Task prompt:
Among the lines listed below, count those that include the string "信息披露义务人持股及股份变更查询证明", and state only the count.

Entries:
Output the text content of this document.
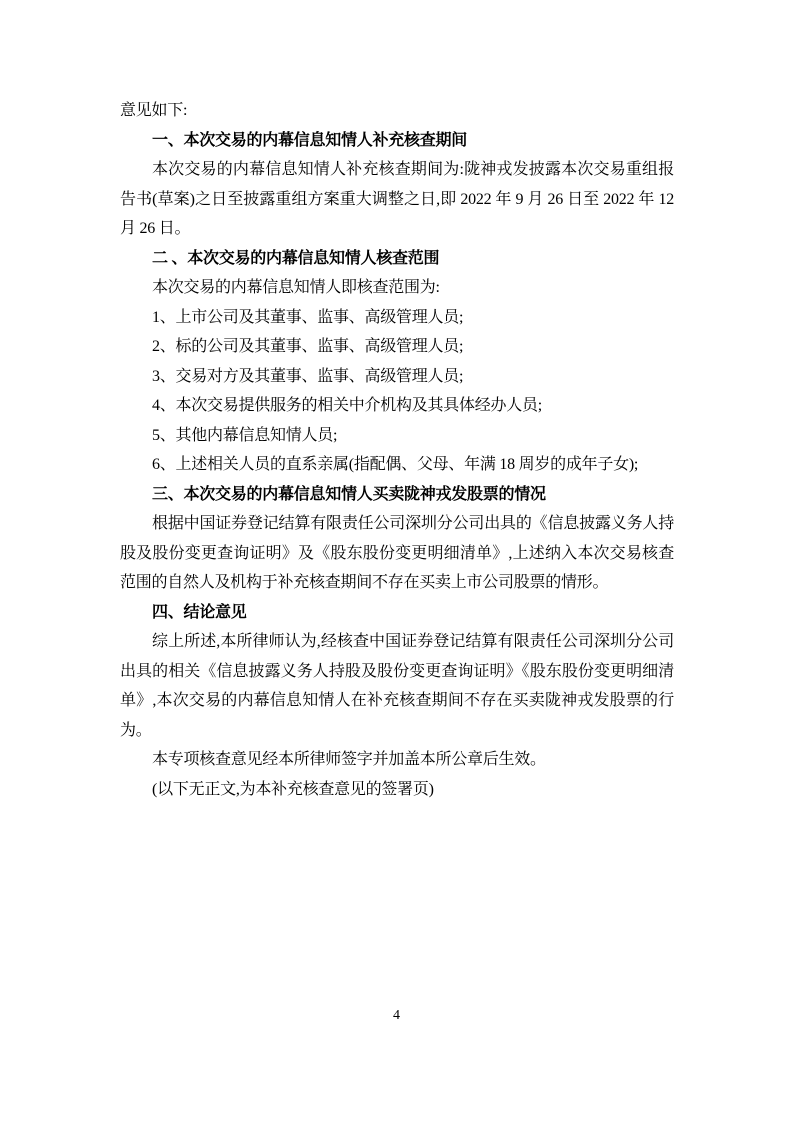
意见如下:

一、本次交易的内幕信息知情人补充核查期间

本次交易的内幕信息知情人补充核查期间为:陇神戎发披露本次交易重组报告书(草案)之日至披露重组方案重大调整之日,即 2022 年 9 月 26 日至 2022 年 12 月 26 日。

二 、本次交易的内幕信息知情人核查范围

本次交易的内幕信息知情人即核查范围为:

1、上市公司及其董事、监事、高级管理人员;

2、标的公司及其董事、监事、高级管理人员;

3、交易对方及其董事、监事、高级管理人员;

4、本次交易提供服务的相关中介机构及其具体经办人员;

5、其他内幕信息知情人员;

6、上述相关人员的直系亲属(指配偶、父母、年满 18 周岁的成年子女);

三、本次交易的内幕信息知情人买卖陇神戎发股票的情况

根据中国证券登记结算有限责任公司深圳分公司出具的《信息披露义务人持股及股份变更查询证明》及《股东股份变更明细清单》,上述纳入本次交易核查范围的自然人及机构于补充核查期间不存在买卖上市公司股票的情形。

四、结论意见

综上所述,本所律师认为,经核查中国证券登记结算有限责任公司深圳分公司出具的相关《信息披露义务人持股及股份变更查询证明》《股东股份变更明细清单》,本次交易的内幕信息知情人在补充核查期间不存在买卖陇神戎发股票的行为。

本专项核查意见经本所律师签字并加盖本所公章后生效。

(以下无正文,为本补充核查意见的签署页)

4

Exercise result:
2